_WHAT IS BEING ASKED:_ Please write out the material below exactly as given.

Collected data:
####################

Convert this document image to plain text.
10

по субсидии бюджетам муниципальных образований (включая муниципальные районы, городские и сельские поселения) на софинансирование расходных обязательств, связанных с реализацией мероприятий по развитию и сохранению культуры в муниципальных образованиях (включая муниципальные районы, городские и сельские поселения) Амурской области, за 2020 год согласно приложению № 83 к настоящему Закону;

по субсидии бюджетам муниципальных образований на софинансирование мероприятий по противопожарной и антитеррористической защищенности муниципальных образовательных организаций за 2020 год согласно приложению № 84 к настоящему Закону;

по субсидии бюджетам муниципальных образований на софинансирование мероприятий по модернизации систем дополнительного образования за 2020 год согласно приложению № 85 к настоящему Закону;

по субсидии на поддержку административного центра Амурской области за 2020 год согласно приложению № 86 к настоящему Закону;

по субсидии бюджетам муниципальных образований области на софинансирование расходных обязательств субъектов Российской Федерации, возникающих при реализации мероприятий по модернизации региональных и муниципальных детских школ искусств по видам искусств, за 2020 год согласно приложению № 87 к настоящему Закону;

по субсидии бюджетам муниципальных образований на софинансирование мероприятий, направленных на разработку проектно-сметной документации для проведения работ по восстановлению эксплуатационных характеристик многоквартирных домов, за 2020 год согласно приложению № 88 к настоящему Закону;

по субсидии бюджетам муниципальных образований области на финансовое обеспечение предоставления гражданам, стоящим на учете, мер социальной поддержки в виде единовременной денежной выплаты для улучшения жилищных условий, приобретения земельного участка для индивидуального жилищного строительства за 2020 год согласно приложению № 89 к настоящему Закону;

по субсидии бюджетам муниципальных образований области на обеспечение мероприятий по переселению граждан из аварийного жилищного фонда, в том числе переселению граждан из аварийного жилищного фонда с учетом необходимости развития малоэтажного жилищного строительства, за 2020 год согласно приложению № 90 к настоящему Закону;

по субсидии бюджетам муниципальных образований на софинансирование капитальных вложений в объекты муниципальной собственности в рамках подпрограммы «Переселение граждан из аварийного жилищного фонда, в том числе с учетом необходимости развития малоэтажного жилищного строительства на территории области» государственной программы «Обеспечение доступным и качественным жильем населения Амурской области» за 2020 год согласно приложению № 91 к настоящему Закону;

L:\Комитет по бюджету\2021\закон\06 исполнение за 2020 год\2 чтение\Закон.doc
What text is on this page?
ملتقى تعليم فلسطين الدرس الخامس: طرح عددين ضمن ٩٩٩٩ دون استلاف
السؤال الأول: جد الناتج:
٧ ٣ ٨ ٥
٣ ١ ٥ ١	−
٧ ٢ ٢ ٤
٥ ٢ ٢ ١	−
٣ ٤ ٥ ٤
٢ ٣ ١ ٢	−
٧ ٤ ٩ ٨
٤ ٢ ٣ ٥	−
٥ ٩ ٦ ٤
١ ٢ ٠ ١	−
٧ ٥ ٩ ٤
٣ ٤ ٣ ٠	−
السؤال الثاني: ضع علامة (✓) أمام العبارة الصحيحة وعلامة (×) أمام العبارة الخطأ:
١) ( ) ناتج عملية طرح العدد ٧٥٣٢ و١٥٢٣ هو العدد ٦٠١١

####################

_TASK ANSWER:_
Convert this document image to plain text.
10

по субсидии бюджетам муниципальных образований (включая муниципальные районы, городские и сельские поселения) на софинансирование расходных обязательств, связанных с реализацией мероприятий по развитию и сохранению культуры в муниципальных образованиях (включая муниципальные районы, городские и сельские поселения) Амурской области, за 2020 год согласно приложению № 83 к настоящему Закону;

по субсидии бюджетам муниципальных образований на софинансирование мероприятий по противопожарной и антитеррористической защищенности муниципальных образовательных организаций за 2020 год согласно приложению № 84 к настоящему Закону;

по субсидии бюджетам муниципальных образований на софинансирование мероприятий по модернизации систем дополнительного образования за 2020 год согласно приложению № 85 к настоящему Закону;

по субсидии на поддержку административного центра Амурской области за 2020 год согласно приложению № 86 к настоящему Закону;

по субсидии бюджетам муниципальных образований области на софинансирование расходных обязательств субъектов Российской Федерации, возникающих при реализации мероприятий по модернизации региональных и муниципальных детских школ искусств по видам искусств, за 2020 год согласно приложению № 87 к настоящему Закону;

по субсидии бюджетам муниципальных образований на софинансирование мероприятий, направленных на разработку проектно-сметной документации для проведения работ по восстановлению эксплуатационных характеристик многоквартирных домов, за 2020 год согласно приложению № 88 к настоящему Закону;

по субсидии бюджетам муниципальных образований области на финансовое обеспечение предоставления гражданам, стоящим на учете, мер социальной поддержки в виде единовременной денежной выплаты для улучшения жилищных условий, приобретения земельного участка для индивидуального жилищного строительства за 2020 год согласно приложению № 89 к настоящему Закону;

по субсидии бюджетам муниципальных образований области на обеспечение мероприятий по переселению граждан из аварийного жилищного фонда, в том числе переселению граждан из аварийного жилищного фонда с учетом необходимости развития малоэтажного жилищного строительства, за 2020 год согласно приложению № 90 к настоящему Закону;

по субсидии бюджетам муниципальных образований на софинансирование капитальных вложений в объекты муниципальной собственности в рамках подпрограммы «Переселение граждан из аварийного жилищного фонда, в том числе с учетом необходимости развития малоэтажного жилищного строительства на территории области» государственной программы «Обеспечение доступным и качественным жильем населения Амурской области» за 2020 год согласно приложению № 91 к настоящему Закону;

L:\Комитет по бюджету\2021\закон\06 исполнение за 2020 год\2 чтение\Закон.doc
What text is on this page?
ملتقى تعليم فلسطين الدرس الخامس: طرح عددين ضمن ٩٩٩٩ دون استلاف
السؤال الأول: جد الناتج:
٧ ٣ ٨ ٥
٣ ١ ٥ ١	−
٧ ٢ ٢ ٤
٥ ٢ ٢ ١	−
٣ ٤ ٥ ٤
٢ ٣ ١ ٢	−
٧ ٤ ٩ ٨
٤ ٢ ٣ ٥	−
٥ ٩ ٦ ٤
١ ٢ ٠ ١	−
٧ ٥ ٩ ٤
٣ ٤ ٣ ٠	−
السؤال الثاني: ضع علامة (✓) أمام العبارة الصحيحة وعلامة (×) أمام العبارة الخطأ:
١) ( ) ناتج عملية طرح العدد ٧٥٣٢ و١٥٢٣ هو العدد ٦٠١١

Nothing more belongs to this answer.